§ Exercise task: All of the listing below must be repeated word for word. Pictures are the only thing to omit.

§ Input rows:
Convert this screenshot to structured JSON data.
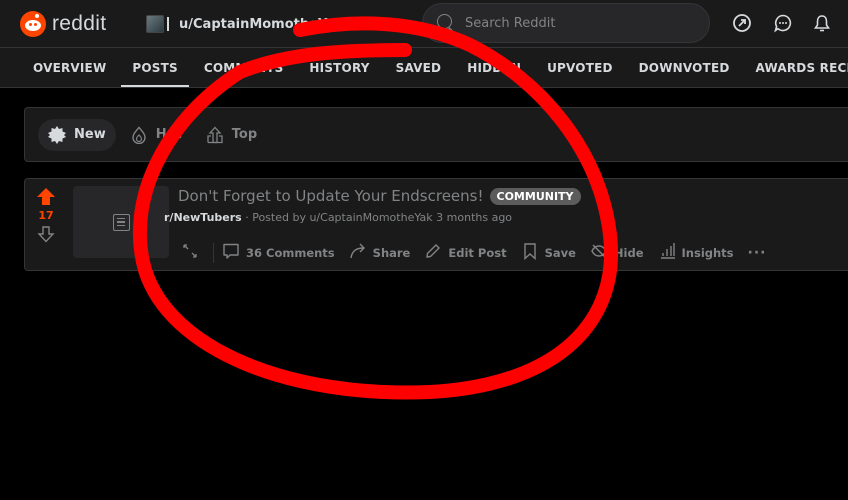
{
  "header": {
    "logo_text": "reddit",
    "user_name": "u/CaptainMomotheYak",
    "search_placeholder": "Search Reddit",
    "icons": [
      "popular-icon",
      "chat-icon",
      "notifications-icon"
    ]
  },
  "tabs": [
    {
      "label": "OVERVIEW",
      "active": false
    },
    {
      "label": "POSTS",
      "active": true
    },
    {
      "label": "COMMENTS",
      "active": false
    },
    {
      "label": "HISTORY",
      "active": false
    },
    {
      "label": "SAVED",
      "active": false
    },
    {
      "label": "HIDDEN",
      "active": false
    },
    {
      "label": "UPVOTED",
      "active": false
    },
    {
      "label": "DOWNVOTED",
      "active": false
    },
    {
      "label": "AWARDS RECEIVED",
      "active": false
    }
  ],
  "sort": [
    {
      "label": "New",
      "icon": "new-badge-icon",
      "active": true
    },
    {
      "label": "Hot",
      "icon": "flame-icon",
      "active": false
    },
    {
      "label": "Top",
      "icon": "top-icon",
      "active": false
    }
  ],
  "post": {
    "score": "17",
    "title": "Don't Forget to Update Your Endscreens!",
    "flair": "COMMUNITY",
    "subreddit": "r/NewTubers",
    "meta": "· Posted by u/CaptainMomotheYak 3 months ago",
    "actions": {
      "comments": "36 Comments",
      "share": "Share",
      "edit": "Edit Post",
      "save": "Save",
      "hide": "Hide",
      "insights": "Insights",
      "more": "···"
    }
  },
  "colors": {
    "brand": "#ff4500",
    "annotation": "#ff0000",
    "flair_bg": "#5c5c5c"
  }
}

§ Output below:
Convert this screenshot to structured JSON data.
{
  "header": {
    "logo_text": "reddit",
    "user_name": "u/CaptainMomotheYak",
    "search_placeholder": "Search Reddit",
    "icons": [
      "popular-icon",
      "chat-icon",
      "notifications-icon"
    ]
  },
  "tabs": [
    {
      "label": "OVERVIEW",
      "active": false
    },
    {
      "label": "POSTS",
      "active": true
    },
    {
      "label": "COMMENTS",
      "active": false
    },
    {
      "label": "HISTORY",
      "active": false
    },
    {
      "label": "SAVED",
      "active": false
    },
    {
      "label": "HIDDEN",
      "active": false
    },
    {
      "label": "UPVOTED",
      "active": false
    },
    {
      "label": "DOWNVOTED",
      "active": false
    },
    {
      "label": "AWARDS RECEIVED",
      "active": false
    }
  ],
  "sort": [
    {
      "label": "New",
      "icon": "new-badge-icon",
      "active": true
    },
    {
      "label": "Hot",
      "icon": "flame-icon",
      "active": false
    },
    {
      "label": "Top",
      "icon": "top-icon",
      "active": false
    }
  ],
  "post": {
    "score": "17",
    "title": "Don't Forget to Update Your Endscreens!",
    "flair": "COMMUNITY",
    "subreddit": "r/NewTubers",
    "meta": "· Posted by u/CaptainMomotheYak 3 months ago",
    "actions": {
      "comments": "36 Comments",
      "share": "Share",
      "edit": "Edit Post",
      "save": "Save",
      "hide": "Hide",
      "insights": "Insights",
      "more": "···"
    }
  },
  "colors": {
    "brand": "#ff4500",
    "annotation": "#ff0000",
    "flair_bg": "#5c5c5c"
  }
}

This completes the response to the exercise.